* **REQUIREMENT**
Show each line of the material that contains the string "tick", copied in full. Case counts.

* **ENTRIES SUPPLIED**
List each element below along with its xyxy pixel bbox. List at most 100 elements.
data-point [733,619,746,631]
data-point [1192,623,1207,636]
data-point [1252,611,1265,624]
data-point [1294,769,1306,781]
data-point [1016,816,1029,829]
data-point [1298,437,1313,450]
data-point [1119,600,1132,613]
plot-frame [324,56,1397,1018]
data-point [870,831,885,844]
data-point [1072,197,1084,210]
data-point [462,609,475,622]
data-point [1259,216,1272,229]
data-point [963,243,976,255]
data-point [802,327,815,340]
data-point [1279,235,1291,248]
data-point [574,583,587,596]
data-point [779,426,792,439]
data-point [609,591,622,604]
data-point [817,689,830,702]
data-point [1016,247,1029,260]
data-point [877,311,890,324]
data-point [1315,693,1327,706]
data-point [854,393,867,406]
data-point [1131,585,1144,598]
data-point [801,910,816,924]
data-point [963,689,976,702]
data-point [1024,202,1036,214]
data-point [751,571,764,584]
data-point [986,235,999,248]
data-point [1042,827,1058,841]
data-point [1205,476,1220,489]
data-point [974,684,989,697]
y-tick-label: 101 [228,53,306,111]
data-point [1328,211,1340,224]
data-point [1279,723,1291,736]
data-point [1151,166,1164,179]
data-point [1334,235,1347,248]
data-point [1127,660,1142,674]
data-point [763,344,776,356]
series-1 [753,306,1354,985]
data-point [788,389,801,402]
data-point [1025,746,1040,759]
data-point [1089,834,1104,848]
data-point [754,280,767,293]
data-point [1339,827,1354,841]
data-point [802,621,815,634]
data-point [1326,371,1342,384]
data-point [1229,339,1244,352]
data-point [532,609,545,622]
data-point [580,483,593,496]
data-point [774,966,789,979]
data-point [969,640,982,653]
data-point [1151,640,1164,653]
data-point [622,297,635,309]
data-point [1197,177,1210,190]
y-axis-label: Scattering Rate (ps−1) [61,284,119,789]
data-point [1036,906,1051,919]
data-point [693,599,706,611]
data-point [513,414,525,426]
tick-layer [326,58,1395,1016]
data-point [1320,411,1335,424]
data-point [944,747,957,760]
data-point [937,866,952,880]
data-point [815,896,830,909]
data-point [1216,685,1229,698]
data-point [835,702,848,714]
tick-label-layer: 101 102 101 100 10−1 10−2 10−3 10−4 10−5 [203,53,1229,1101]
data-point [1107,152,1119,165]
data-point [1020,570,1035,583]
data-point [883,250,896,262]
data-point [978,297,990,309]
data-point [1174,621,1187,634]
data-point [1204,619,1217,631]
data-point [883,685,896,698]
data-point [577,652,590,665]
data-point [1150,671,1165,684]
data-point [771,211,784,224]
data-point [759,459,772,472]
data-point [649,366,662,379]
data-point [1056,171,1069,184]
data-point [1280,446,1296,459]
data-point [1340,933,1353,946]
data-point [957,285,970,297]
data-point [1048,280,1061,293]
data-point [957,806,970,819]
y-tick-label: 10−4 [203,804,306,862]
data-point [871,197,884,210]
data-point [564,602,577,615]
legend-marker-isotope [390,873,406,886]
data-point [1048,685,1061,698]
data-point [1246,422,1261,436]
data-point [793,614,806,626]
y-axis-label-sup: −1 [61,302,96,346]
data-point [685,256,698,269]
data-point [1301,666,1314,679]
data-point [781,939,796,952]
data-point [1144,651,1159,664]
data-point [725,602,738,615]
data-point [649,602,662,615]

* **RESPONSE TO THIS EXERCISE**
y-tick-label: 101 [228,53,306,111]
tick-layer [326,58,1395,1016]
tick-label-layer: 101 102 101 100 10−1 10−2 10−3 10−4 10−5 [203,53,1229,1101]
y-tick-label: 10−4 [203,804,306,862]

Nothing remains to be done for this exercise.